Review: The Krishna Key

The Krishna Key’ is the third book written by Ashwin Sanghi, after having written The Rozabal Line and Chanakya’s Chant. Without giving out any detailed spoilers, I will give you a gist of the story as part of the review.
The driving character of the books is Ravi Saini. He is a mythology & history teacher who is on the run to clear his name in the murder of his childhood friend Anil Varshney. Before his death, Varshney found an object that with his theory can change how we know history. However before he can do much about he murdered by a man who calls himself Taarak Vakil, whose name when you play with spells out ‘Kalki Avatar’. However he is not the bad guy like You-Know-Who but a man who believes himself to be tenth avatar of Vishnu (Kalki Avatar) and must vanquish the wrong and bring forth the light.  Now Saini must prove himself innocent while not getting in the hands of Taarak who is trying to kill him as well and save himself from the cunning and competent inspector in charge of hunting him.
The book is in three layers. Layer one is the main story of Saini and Vakil and how their individual quests progress and sometimes merge like the branches of a river. Layer two is the back stories/ flashbacks of the characters which serve to add flavour and show their individual motivation. Layer three is Krishna telling his own story to the reader. Of the three layers I personally liked the second layer the most as it provides the background of the canvas against which the main story is being drawn on while Krishna’s words serve as the frame for the painting.
The book has been told by some be India’s answer to Dan Brown’s Da Vinci Code. Now I don’t know how to react to this statement, but yes the book is indeed of the same genre. A mixing of the past and the present, murder and mystery, facts and wishful thinking and some conspiracy theories. The plot has its fair share of surprises and predictable moments. I believe each reader will react differently to the book depending on the number of plot twists they are able to predict or be fascinated by.

__Task instructions__
Please resume the review of The Krishna Key, starting right after its final sentence.

__Dataset extract__
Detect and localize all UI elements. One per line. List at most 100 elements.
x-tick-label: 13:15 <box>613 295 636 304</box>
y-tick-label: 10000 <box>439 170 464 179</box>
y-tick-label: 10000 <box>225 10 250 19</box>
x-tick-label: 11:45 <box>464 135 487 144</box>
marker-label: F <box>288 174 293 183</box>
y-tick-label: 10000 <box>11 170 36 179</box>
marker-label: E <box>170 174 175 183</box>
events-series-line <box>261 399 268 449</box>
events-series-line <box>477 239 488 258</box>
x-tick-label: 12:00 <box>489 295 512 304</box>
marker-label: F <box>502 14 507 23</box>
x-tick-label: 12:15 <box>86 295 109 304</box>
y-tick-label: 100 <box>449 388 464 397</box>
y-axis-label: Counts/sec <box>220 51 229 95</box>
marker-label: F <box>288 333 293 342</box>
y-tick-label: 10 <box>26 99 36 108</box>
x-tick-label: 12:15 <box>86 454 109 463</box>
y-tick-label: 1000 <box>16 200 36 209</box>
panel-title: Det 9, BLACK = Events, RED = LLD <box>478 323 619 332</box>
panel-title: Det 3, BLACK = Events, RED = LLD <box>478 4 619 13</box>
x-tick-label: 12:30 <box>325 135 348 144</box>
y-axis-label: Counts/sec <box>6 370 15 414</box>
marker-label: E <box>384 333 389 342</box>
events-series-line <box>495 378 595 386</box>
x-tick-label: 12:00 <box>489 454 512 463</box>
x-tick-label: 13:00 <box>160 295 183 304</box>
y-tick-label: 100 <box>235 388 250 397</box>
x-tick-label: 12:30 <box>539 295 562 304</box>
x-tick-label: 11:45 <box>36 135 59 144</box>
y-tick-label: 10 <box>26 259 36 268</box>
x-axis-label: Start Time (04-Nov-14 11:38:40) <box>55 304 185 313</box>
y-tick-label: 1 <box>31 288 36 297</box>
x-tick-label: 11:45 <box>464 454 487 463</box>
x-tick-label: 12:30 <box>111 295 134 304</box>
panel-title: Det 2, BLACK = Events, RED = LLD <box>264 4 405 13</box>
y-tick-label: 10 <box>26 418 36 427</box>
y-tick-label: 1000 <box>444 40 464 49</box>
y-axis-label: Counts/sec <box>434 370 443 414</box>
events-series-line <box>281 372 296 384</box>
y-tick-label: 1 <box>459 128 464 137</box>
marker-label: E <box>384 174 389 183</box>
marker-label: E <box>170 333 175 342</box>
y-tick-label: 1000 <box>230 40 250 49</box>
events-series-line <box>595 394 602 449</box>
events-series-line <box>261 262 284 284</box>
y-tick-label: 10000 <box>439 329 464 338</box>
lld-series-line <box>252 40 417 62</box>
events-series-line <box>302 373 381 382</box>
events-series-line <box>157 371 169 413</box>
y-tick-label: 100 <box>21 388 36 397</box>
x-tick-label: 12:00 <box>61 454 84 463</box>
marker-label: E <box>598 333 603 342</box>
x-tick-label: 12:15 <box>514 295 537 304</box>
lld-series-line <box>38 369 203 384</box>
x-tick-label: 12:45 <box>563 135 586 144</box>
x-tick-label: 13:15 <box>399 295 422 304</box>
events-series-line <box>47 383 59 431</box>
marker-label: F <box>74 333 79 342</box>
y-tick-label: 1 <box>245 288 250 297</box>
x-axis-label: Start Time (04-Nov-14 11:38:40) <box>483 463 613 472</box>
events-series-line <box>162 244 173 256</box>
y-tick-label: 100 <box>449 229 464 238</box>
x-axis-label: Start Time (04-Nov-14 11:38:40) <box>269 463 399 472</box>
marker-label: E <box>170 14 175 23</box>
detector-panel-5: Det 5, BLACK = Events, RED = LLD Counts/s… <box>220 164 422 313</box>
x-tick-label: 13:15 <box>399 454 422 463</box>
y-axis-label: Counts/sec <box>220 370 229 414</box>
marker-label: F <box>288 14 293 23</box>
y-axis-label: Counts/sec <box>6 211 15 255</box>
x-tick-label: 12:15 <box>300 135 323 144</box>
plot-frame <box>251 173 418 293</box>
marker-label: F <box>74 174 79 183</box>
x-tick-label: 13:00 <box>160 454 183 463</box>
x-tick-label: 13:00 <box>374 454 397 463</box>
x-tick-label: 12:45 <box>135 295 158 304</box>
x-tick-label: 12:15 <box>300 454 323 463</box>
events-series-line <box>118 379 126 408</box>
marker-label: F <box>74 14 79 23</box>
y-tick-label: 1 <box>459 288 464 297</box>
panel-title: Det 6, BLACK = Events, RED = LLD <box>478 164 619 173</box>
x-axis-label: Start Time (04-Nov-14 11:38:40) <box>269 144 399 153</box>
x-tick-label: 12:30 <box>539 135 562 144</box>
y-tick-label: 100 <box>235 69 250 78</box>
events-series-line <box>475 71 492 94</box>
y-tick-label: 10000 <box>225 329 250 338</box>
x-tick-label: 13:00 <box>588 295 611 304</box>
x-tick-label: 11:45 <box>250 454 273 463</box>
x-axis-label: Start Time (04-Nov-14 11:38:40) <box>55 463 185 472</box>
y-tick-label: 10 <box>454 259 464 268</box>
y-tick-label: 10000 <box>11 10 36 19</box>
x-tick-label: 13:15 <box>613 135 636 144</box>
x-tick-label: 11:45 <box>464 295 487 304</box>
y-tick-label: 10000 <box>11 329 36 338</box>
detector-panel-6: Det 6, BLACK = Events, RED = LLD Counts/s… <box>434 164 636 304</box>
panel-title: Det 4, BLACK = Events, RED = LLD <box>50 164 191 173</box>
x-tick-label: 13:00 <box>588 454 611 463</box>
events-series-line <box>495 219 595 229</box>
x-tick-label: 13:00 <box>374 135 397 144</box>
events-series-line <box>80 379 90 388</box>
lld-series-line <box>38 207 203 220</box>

__Response area__
I have not read his first book, but have read Chanakya’s Chant with much delight multiple times. Chanakya’s Chant also had two layers, one of the fictional retelling of Chanakya and Chandragupta Maurya’s lives and the second of the lives Chandini and Gangasagar in the present. The two layers were in perfect balance with one leading into the other stream lessly. Just like a well made lasagna or Danish pastry. The Krishna Key however lacks such finesse and at times the plot seems to be pushed ahead instead of progressing. I once wondered that this book had been written before and Chanakya’s Chant after assuming that as the author matured his way of balancing the layers did as well. It seems however Sanghi is a victim of the success of his previous work that I and others have compared this book to those before.
The book is however still a good read and I must appreciate the amount of effort and time put in by the author in the research required to write such a book.
This review is part of the Book Review Program by BlogAdda. Wherein members of the program can receive free books as long as they commit to post a review of it. Due to my own lack of energy owing to some projects I hadn’t blogged for quite some time. I knew that a review would be required when I got in to the program and my lack of energy is no excuse for the review to come so late that BlogAdda had to follow up on me. My sincerest apologies for that.